▶ INSTRUCTIONS FOR THE TASK
Return every entry exactly as written.

▶ DATA LISTING
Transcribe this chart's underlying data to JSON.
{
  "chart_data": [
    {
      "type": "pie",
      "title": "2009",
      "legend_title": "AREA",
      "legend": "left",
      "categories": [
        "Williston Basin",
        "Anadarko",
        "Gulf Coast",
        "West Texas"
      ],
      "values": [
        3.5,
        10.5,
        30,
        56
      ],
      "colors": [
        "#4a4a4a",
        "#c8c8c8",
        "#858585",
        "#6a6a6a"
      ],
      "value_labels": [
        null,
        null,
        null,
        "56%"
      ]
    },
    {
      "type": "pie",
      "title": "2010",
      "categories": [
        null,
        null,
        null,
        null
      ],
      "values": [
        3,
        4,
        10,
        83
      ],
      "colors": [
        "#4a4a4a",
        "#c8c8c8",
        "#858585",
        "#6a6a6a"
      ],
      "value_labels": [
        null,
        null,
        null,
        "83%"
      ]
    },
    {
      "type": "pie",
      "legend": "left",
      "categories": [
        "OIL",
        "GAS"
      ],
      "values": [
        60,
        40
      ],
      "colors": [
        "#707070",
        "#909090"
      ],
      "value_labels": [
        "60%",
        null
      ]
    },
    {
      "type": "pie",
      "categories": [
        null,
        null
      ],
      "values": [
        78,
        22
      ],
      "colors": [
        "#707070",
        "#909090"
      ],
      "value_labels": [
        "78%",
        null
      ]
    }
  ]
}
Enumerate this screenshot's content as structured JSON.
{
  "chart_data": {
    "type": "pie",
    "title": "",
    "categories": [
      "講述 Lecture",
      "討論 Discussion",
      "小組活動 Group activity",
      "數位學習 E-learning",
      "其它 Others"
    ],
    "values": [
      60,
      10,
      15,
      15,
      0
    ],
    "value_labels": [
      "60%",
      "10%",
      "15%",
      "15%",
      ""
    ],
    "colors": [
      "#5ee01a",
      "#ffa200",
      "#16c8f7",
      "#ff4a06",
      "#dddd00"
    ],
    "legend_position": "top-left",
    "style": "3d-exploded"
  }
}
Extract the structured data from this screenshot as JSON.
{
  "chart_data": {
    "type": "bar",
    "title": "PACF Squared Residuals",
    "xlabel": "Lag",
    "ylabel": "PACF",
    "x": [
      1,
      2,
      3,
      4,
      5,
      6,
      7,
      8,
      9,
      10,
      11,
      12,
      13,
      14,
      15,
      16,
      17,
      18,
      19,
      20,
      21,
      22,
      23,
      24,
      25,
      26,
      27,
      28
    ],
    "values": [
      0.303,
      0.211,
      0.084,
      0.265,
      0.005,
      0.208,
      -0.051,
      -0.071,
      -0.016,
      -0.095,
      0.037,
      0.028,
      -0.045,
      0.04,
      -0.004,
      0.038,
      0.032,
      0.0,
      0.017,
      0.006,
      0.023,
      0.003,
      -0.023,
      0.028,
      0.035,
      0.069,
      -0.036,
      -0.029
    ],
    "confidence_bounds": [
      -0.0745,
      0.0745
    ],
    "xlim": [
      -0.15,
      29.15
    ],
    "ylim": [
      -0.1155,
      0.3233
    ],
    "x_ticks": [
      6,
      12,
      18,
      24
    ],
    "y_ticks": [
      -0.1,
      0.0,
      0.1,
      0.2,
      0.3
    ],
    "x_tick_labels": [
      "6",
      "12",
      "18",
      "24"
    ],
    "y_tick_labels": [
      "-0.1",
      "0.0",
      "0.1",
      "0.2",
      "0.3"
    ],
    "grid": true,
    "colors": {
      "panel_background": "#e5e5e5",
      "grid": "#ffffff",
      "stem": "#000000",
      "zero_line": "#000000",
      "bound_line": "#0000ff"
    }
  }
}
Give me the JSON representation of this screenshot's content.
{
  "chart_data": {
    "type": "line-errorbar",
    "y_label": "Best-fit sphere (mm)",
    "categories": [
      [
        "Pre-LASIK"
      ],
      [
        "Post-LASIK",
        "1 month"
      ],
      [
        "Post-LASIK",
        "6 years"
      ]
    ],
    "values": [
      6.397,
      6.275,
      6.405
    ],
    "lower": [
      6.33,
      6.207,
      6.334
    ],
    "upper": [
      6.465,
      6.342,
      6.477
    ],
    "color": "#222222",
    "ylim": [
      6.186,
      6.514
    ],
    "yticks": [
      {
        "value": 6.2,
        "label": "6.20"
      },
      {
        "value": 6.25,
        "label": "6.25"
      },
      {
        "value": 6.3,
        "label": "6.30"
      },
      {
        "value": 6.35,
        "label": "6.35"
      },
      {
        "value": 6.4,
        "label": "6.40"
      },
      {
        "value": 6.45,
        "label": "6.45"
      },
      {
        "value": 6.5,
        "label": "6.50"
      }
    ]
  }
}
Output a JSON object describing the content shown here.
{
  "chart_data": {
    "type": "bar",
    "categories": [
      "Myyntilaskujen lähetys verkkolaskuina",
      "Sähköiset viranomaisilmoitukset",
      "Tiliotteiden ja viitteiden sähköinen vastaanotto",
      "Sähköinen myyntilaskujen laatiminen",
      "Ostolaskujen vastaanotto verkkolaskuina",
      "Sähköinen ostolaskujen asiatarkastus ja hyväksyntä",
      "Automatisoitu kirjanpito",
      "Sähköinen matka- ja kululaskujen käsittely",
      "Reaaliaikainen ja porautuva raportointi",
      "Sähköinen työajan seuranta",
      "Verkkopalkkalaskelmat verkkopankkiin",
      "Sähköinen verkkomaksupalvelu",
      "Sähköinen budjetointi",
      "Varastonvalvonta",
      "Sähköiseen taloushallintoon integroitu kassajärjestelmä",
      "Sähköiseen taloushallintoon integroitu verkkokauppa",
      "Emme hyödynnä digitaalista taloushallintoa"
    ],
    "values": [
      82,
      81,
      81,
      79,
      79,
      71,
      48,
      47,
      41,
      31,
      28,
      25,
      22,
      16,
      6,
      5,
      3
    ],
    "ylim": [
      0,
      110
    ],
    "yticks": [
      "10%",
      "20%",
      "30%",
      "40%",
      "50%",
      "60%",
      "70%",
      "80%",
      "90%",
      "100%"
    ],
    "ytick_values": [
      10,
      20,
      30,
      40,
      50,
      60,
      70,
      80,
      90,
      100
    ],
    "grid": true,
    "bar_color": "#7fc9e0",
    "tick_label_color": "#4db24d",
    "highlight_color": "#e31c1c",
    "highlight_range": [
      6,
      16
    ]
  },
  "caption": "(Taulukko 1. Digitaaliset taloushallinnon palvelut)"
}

▶ OUTPUT FOR THIS EXERCISE
Transcribe this chart's underlying data to JSON.
{
  "chart_data": [
    {
      "type": "pie",
      "title": "2009",
      "legend_title": "AREA",
      "legend": "left",
      "categories": [
        "Williston Basin",
        "Anadarko",
        "Gulf Coast",
        "West Texas"
      ],
      "values": [
        3.5,
        10.5,
        30,
        56
      ],
      "colors": [
        "#4a4a4a",
        "#c8c8c8",
        "#858585",
        "#6a6a6a"
      ],
      "value_labels": [
        null,
        null,
        null,
        "56%"
      ]
    },
    {
      "type": "pie",
      "title": "2010",
      "categories": [
        null,
        null,
        null,
        null
      ],
      "values": [
        3,
        4,
        10,
        83
      ],
      "colors": [
        "#4a4a4a",
        "#c8c8c8",
        "#858585",
        "#6a6a6a"
      ],
      "value_labels": [
        null,
        null,
        null,
        "83%"
      ]
    },
    {
      "type": "pie",
      "legend": "left",
      "categories": [
        "OIL",
        "GAS"
      ],
      "values": [
        60,
        40
      ],
      "colors": [
        "#707070",
        "#909090"
      ],
      "value_labels": [
        "60%",
        null
      ]
    },
    {
      "type": "pie",
      "categories": [
        null,
        null
      ],
      "values": [
        78,
        22
      ],
      "colors": [
        "#707070",
        "#909090"
      ],
      "value_labels": [
        "78%",
        null
      ]
    }
  ]
}
Enumerate this screenshot's content as structured JSON.
{
  "chart_data": {
    "type": "pie",
    "title": "",
    "categories": [
      "講述 Lecture",
      "討論 Discussion",
      "小組活動 Group activity",
      "數位學習 E-learning",
      "其它 Others"
    ],
    "values": [
      60,
      10,
      15,
      15,
      0
    ],
    "value_labels": [
      "60%",
      "10%",
      "15%",
      "15%",
      ""
    ],
    "colors": [
      "#5ee01a",
      "#ffa200",
      "#16c8f7",
      "#ff4a06",
      "#dddd00"
    ],
    "legend_position": "top-left",
    "style": "3d-exploded"
  }
}
Extract the structured data from this screenshot as JSON.
{
  "chart_data": {
    "type": "bar",
    "title": "PACF Squared Residuals",
    "xlabel": "Lag",
    "ylabel": "PACF",
    "x": [
      1,
      2,
      3,
      4,
      5,
      6,
      7,
      8,
      9,
      10,
      11,
      12,
      13,
      14,
      15,
      16,
      17,
      18,
      19,
      20,
      21,
      22,
      23,
      24,
      25,
      26,
      27,
      28
    ],
    "values": [
      0.303,
      0.211,
      0.084,
      0.265,
      0.005,
      0.208,
      -0.051,
      -0.071,
      -0.016,
      -0.095,
      0.037,
      0.028,
      -0.045,
      0.04,
      -0.004,
      0.038,
      0.032,
      0.0,
      0.017,
      0.006,
      0.023,
      0.003,
      -0.023,
      0.028,
      0.035,
      0.069,
      -0.036,
      -0.029
    ],
    "confidence_bounds": [
      -0.0745,
      0.0745
    ],
    "xlim": [
      -0.15,
      29.15
    ],
    "ylim": [
      -0.1155,
      0.3233
    ],
    "x_ticks": [
      6,
      12,
      18,
      24
    ],
    "y_ticks": [
      -0.1,
      0.0,
      0.1,
      0.2,
      0.3
    ],
    "x_tick_labels": [
      "6",
      "12",
      "18",
      "24"
    ],
    "y_tick_labels": [
      "-0.1",
      "0.0",
      "0.1",
      "0.2",
      "0.3"
    ],
    "grid": true,
    "colors": {
      "panel_background": "#e5e5e5",
      "grid": "#ffffff",
      "stem": "#000000",
      "zero_line": "#000000",
      "bound_line": "#0000ff"
    }
  }
}
Give me the JSON representation of this screenshot's content.
{
  "chart_data": {
    "type": "line-errorbar",
    "y_label": "Best-fit sphere (mm)",
    "categories": [
      [
        "Pre-LASIK"
      ],
      [
        "Post-LASIK",
        "1 month"
      ],
      [
        "Post-LASIK",
        "6 years"
      ]
    ],
    "values": [
      6.397,
      6.275,
      6.405
    ],
    "lower": [
      6.33,
      6.207,
      6.334
    ],
    "upper": [
      6.465,
      6.342,
      6.477
    ],
    "color": "#222222",
    "ylim": [
      6.186,
      6.514
    ],
    "yticks": [
      {
        "value": 6.2,
        "label": "6.20"
      },
      {
        "value": 6.25,
        "label": "6.25"
      },
      {
        "value": 6.3,
        "label": "6.30"
      },
      {
        "value": 6.35,
        "label": "6.35"
      },
      {
        "value": 6.4,
        "label": "6.40"
      },
      {
        "value": 6.45,
        "label": "6.45"
      },
      {
        "value": 6.5,
        "label": "6.50"
      }
    ]
  }
}
Output a JSON object describing the content shown here.
{
  "chart_data": {
    "type": "bar",
    "categories": [
      "Myyntilaskujen lähetys verkkolaskuina",
      "Sähköiset viranomaisilmoitukset",
      "Tiliotteiden ja viitteiden sähköinen vastaanotto",
      "Sähköinen myyntilaskujen laatiminen",
      "Ostolaskujen vastaanotto verkkolaskuina",
      "Sähköinen ostolaskujen asiatarkastus ja hyväksyntä",
      "Automatisoitu kirjanpito",
      "Sähköinen matka- ja kululaskujen käsittely",
      "Reaaliaikainen ja porautuva raportointi",
      "Sähköinen työajan seuranta",
      "Verkkopalkkalaskelmat verkkopankkiin",
      "Sähköinen verkkomaksupalvelu",
      "Sähköinen budjetointi",
      "Varastonvalvonta",
      "Sähköiseen taloushallintoon integroitu kassajärjestelmä",
      "Sähköiseen taloushallintoon integroitu verkkokauppa",
      "Emme hyödynnä digitaalista taloushallintoa"
    ],
    "values": [
      82,
      81,
      81,
      79,
      79,
      71,
      48,
      47,
      41,
      31,
      28,
      25,
      22,
      16,
      6,
      5,
      3
    ],
    "ylim": [
      0,
      110
    ],
    "yticks": [
      "10%",
      "20%",
      "30%",
      "40%",
      "50%",
      "60%",
      "70%",
      "80%",
      "90%",
      "100%"
    ],
    "ytick_values": [
      10,
      20,
      30,
      40,
      50,
      60,
      70,
      80,
      90,
      100
    ],
    "grid": true,
    "bar_color": "#7fc9e0",
    "tick_label_color": "#4db24d",
    "highlight_color": "#e31c1c",
    "highlight_range": [
      6,
      16
    ]
  },
  "caption": "(Taulukko 1. Digitaaliset taloushallinnon palvelut)"
}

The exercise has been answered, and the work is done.